# Task directions
Return the passage of the thread below on Lafuma chair elastics word for word, starting with "They should last" and going on through "new cords f.o.c.".

====== Text shown

# Lafuma elastics broken - Is it coz I is Tubby?



## tubbytuba (Mar 21, 2007)

Was a bit surprised that the elastics didn't quite last out our 3 month trip.

Anyone else had this problem?

And could someone point me to where I could get some replacements please.

PS I'm not that tubby - honest  

Steve.


----------



## bognormike (May 10, 2005)

They should last a couple of years at least. We've replaced ours, one in a garden centre, the other at one of the shows (much cheaper than GC!)


----------



## capitanjohn (Nov 16, 2006)

The pair of my Lafuma's did not last 2 months when the bungee cord broke. When I asked Lafuma about the 3 year warranty they replied the bungee cord is not covered so I said its a rubbish warranty especially when you consider how much they cost.
My supplying dealer fortunately sent me new cords f.o.c.

John.


----------



## tubbytuba (Mar 21, 2007)

Cheers John, we got ours at the NEC last year (at a good price, admitted) so I'll have to try the local dealers I suppose.
If they don't last that long you'd think they could include some spares.

Steve.


----------



## 96299 (Sep 15, 2005)

We have Lafuma look-a-likes, they cost about 25 quid each and they are now two years old and still going strong.  

smug git :lol:


----------



## tubbytuba (Mar 21, 2007)

Everybody loves a smart a*se :wink: 
As opposed to a lard etc etc. :lol: 

We did love the chairs though - so comfy. And I managed to do a quick repair job with my shooe laces. Trouble was my shoes kept falling off then!


----------



## 96299 (Sep 15, 2005)

tubbytuba said:


> Everybody loves a smart a*se :wink:
> As opposed to a lard etc etc. :lol: !


oh I'm smart and lard :lol: 20 st lard 8O and yet the cheapo still holds fast-for now :roll:

The one's I have look exactly like the Lafuma and are as comfortable but, just a little heavier.

smug git steve


----------



## Dogwalker (Mar 14, 2007)

*Lafuma chairs*

Try www.lafuma.org.uk


----------



## Ozzyjohn (Sep 3, 2007)

Steve,

Would you mind sharing the details of your Lafuma lookalikes? I love the look and comfort of the real thing, but can't quite bring myself to part with that much for a couple of chairs. A slight weight penalty I can live with.

============
====== Excerpted records

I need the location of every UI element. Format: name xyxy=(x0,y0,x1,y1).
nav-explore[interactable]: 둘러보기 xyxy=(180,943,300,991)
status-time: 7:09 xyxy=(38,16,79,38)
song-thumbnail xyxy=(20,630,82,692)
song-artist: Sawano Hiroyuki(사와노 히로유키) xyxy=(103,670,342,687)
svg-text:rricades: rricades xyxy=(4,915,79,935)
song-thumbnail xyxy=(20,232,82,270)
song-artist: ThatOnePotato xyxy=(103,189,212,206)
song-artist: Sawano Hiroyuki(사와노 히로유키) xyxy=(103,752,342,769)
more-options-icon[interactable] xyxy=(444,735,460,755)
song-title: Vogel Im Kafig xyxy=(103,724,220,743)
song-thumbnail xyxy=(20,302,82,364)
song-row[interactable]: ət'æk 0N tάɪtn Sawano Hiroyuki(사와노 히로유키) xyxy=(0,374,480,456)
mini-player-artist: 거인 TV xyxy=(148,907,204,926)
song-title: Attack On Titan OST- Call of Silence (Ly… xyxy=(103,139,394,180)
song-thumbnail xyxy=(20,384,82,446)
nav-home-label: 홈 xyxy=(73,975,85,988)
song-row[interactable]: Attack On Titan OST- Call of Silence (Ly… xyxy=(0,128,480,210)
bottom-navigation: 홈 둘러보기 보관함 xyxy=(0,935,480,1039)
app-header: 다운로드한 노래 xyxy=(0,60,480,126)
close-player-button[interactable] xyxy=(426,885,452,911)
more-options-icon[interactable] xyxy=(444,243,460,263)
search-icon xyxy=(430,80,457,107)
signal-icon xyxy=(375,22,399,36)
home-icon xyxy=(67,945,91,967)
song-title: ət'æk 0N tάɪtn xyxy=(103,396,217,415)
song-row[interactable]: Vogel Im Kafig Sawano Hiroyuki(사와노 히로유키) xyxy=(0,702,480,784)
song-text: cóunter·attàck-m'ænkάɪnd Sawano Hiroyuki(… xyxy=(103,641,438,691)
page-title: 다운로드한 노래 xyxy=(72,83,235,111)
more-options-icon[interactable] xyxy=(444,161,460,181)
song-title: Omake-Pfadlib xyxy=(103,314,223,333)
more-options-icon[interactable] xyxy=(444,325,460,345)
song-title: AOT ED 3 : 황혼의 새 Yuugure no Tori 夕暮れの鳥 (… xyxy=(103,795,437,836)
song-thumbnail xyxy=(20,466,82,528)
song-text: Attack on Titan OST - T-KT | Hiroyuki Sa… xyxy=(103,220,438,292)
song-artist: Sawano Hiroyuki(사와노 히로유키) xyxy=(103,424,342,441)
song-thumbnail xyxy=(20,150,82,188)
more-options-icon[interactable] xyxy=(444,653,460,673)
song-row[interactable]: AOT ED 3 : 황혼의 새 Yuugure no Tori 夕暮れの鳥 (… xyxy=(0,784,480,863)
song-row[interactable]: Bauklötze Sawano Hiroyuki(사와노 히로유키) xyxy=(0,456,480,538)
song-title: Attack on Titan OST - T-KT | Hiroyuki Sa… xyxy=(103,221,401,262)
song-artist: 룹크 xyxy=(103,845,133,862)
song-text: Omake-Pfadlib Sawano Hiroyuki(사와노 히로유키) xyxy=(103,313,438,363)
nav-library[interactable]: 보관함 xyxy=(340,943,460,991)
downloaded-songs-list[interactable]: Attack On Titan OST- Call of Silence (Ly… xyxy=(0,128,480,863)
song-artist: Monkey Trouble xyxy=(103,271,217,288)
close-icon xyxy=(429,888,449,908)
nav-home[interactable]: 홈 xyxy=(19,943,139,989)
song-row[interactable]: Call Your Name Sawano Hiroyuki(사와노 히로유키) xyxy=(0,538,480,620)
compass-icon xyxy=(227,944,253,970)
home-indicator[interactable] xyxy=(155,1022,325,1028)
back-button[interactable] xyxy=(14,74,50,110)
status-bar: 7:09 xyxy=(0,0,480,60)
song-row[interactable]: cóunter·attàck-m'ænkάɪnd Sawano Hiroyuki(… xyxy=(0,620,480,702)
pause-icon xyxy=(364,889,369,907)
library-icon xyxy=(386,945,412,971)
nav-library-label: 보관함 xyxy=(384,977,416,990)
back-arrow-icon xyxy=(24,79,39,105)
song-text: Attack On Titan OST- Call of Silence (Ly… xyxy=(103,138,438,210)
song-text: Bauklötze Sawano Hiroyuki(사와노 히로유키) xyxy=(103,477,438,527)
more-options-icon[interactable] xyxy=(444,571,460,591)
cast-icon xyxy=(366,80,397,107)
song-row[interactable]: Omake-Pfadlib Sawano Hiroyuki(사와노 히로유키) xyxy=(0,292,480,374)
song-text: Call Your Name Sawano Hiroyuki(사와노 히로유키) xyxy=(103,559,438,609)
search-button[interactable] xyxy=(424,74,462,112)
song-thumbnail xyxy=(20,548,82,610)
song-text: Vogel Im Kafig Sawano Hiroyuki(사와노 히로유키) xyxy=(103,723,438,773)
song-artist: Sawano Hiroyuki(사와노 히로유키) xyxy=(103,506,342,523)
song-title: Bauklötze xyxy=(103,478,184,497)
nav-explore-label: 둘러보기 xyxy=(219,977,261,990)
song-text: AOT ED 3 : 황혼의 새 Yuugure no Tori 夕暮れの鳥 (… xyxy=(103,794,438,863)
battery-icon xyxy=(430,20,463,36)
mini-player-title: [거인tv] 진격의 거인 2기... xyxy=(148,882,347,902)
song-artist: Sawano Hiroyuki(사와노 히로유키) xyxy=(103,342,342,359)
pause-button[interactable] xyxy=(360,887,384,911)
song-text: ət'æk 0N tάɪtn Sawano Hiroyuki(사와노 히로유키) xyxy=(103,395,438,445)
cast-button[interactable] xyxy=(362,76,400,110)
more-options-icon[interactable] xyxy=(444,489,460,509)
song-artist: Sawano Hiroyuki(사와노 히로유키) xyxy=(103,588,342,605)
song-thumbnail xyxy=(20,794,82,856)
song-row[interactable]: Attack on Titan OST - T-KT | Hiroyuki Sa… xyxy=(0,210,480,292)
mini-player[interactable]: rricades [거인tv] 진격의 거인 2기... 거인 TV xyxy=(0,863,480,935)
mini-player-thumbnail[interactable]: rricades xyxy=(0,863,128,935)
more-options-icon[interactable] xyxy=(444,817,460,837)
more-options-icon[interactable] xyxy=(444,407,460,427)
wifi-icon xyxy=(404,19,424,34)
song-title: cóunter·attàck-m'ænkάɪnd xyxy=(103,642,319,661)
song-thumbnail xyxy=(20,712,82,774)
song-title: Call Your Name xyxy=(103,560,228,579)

============

# Response to the task
They should last a couple of years at least. We've replaced ours, one in a garden centre, the other at one of the shows (much cheaper than GC!)


----------



## capitanjohn (Nov 16, 2006)

The pair of my Lafuma's did not last 2 months when the bungee cord broke. When I asked Lafuma about the 3 year warranty they replied the bungee cord is not covered so I said its a rubbish warranty especially when you consider how much they cost.
My supplying dealer fortunately sent me new cords f.o.c.